----- ENTRIES SHOWN

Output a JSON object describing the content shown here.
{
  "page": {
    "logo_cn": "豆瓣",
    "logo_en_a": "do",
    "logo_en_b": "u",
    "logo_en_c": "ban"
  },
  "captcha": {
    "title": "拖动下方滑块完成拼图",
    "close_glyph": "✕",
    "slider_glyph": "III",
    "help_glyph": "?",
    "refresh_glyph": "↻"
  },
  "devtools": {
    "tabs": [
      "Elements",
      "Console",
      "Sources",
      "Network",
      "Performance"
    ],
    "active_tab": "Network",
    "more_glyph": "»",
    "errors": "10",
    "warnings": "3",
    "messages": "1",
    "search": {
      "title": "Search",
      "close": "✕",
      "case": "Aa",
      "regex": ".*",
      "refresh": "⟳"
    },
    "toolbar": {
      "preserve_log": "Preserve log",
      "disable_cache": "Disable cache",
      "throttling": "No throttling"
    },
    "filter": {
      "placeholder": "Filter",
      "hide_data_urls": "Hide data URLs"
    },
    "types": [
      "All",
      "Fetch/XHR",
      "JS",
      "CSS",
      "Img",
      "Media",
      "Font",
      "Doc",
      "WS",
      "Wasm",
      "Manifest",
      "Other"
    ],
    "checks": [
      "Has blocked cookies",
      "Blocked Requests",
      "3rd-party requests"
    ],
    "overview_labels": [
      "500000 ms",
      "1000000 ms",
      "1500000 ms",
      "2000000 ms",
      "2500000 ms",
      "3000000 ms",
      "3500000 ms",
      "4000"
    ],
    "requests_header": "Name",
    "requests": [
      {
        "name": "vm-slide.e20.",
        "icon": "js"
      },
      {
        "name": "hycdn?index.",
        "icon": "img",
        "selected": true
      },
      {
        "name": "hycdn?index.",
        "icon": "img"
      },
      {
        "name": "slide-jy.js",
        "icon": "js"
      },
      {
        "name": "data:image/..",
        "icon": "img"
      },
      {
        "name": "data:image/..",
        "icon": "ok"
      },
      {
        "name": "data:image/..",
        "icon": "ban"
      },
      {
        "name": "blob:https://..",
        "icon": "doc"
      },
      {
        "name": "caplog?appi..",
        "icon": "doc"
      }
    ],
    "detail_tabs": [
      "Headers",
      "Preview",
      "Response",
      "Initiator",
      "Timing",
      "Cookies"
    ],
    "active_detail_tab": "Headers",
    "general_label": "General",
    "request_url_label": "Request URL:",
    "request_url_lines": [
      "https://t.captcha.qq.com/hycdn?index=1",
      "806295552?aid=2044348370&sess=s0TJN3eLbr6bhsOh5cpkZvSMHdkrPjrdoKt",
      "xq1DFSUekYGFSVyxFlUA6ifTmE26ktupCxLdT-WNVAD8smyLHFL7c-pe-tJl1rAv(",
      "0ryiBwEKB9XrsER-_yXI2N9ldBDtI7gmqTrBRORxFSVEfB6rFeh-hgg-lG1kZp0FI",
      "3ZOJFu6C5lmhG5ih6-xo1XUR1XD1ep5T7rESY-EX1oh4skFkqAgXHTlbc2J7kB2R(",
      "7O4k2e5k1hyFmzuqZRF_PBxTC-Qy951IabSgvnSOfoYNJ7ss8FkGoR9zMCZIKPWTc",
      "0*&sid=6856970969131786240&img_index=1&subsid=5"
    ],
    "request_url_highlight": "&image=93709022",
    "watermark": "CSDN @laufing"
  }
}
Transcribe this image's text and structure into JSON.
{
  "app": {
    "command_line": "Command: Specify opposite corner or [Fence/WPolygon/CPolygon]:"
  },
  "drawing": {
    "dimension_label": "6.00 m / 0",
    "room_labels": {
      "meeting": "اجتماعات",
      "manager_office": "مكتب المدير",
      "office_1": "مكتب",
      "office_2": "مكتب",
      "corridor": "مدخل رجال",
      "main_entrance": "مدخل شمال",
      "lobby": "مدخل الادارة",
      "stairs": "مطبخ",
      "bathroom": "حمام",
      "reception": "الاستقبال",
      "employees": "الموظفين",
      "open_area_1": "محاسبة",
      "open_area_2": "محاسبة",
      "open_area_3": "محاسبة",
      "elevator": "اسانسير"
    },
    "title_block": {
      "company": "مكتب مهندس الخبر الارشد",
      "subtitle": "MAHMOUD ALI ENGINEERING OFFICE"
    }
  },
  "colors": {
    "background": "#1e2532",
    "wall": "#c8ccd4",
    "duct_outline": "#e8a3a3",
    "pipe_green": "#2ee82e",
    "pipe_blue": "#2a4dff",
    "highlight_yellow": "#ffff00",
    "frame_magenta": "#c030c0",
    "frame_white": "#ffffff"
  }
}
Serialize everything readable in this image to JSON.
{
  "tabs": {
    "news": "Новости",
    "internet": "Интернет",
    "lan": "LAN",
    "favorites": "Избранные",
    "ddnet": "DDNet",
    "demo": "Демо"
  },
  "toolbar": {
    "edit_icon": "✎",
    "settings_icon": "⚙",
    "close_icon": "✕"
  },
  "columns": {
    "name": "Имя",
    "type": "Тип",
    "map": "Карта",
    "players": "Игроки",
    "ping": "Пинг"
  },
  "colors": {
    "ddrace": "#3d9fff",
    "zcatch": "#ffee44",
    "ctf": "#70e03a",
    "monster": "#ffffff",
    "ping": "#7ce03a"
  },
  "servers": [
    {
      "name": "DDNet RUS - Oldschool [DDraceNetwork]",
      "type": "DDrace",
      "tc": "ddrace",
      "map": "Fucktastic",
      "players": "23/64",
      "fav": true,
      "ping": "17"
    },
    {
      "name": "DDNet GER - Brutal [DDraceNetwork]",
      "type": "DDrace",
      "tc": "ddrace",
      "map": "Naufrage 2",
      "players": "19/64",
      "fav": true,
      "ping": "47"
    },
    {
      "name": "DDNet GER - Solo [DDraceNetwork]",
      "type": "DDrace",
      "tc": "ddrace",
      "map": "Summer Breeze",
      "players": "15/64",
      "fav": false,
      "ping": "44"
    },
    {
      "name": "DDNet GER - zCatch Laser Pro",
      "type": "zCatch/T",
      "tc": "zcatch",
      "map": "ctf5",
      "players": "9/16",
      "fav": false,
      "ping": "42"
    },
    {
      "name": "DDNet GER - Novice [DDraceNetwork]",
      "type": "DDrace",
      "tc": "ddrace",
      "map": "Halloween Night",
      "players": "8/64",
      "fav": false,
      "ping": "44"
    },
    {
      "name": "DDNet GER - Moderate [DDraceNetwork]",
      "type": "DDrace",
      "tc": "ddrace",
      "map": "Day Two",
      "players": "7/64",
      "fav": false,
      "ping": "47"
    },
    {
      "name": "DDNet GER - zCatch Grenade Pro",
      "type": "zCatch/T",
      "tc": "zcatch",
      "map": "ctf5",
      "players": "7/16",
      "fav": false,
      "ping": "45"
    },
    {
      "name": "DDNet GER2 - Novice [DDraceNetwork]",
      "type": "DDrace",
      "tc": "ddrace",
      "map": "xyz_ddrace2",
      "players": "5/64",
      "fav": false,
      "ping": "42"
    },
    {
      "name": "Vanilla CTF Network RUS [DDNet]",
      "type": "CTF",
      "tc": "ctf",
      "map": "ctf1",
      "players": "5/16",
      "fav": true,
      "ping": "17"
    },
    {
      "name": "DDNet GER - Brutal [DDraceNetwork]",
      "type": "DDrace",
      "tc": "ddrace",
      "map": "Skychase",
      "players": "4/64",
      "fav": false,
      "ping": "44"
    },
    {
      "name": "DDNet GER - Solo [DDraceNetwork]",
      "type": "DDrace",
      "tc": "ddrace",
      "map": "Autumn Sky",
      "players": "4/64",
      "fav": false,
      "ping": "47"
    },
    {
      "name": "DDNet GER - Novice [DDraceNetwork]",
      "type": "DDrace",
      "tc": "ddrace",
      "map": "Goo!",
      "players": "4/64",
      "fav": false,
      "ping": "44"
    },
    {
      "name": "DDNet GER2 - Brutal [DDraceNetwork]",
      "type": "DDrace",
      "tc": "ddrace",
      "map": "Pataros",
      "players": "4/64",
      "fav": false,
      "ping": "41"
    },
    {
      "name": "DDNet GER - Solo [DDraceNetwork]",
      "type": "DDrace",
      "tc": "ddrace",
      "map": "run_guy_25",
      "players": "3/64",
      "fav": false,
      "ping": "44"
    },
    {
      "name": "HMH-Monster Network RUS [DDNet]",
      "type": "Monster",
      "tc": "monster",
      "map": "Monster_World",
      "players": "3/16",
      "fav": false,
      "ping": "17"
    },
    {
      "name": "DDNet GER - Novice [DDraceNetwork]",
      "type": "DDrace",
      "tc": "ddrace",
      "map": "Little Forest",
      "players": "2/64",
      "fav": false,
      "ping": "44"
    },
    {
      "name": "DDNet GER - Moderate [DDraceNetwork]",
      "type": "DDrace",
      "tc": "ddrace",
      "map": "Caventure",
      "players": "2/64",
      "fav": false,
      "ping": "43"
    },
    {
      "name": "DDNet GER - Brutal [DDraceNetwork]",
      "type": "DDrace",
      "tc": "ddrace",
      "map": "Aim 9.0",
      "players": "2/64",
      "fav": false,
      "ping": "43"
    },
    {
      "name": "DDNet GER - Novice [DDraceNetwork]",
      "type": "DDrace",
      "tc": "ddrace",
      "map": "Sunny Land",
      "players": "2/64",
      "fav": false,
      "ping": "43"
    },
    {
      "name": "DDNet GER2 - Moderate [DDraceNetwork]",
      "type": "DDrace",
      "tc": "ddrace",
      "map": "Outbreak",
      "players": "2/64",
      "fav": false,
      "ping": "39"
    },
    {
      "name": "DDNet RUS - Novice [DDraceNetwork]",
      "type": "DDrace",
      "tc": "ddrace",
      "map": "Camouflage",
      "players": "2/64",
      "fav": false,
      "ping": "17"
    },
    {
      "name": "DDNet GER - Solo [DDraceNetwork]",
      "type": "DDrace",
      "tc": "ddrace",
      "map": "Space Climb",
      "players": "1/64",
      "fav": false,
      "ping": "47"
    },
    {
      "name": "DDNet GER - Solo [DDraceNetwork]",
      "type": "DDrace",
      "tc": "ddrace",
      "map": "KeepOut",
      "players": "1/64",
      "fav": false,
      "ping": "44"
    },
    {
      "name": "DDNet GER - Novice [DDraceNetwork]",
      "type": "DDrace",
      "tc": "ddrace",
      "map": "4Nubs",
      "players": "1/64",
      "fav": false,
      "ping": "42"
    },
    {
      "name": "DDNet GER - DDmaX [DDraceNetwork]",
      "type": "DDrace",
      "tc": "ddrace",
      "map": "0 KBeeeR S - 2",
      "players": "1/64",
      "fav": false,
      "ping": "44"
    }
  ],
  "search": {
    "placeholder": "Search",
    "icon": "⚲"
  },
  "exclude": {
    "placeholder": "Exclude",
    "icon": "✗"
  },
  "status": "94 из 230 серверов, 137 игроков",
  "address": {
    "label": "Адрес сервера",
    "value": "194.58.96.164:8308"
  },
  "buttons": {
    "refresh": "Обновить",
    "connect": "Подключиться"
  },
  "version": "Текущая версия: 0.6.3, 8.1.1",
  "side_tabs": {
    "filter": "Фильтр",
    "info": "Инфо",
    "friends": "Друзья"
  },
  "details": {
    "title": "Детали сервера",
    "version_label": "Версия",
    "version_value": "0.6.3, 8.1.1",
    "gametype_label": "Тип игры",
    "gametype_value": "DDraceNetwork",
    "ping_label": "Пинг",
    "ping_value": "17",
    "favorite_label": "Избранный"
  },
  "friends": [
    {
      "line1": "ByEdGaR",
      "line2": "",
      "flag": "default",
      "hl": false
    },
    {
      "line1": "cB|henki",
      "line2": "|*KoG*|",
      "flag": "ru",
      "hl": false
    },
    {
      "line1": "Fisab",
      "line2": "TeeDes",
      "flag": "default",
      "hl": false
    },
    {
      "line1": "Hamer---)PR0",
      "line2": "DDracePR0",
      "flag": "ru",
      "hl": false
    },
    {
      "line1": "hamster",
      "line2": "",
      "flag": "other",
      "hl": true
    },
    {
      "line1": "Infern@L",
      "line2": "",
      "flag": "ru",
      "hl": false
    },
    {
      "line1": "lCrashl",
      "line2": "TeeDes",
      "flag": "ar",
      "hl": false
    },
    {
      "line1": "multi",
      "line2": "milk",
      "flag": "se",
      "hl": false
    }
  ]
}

----------

Examine the records and pull out every line where the string "محاسبة" occurs.

▶ FULL OUTPUT
      "open_area_1": "محاسبة",
      "open_area_2": "محاسبة",
      "open_area_3": "محاسبة",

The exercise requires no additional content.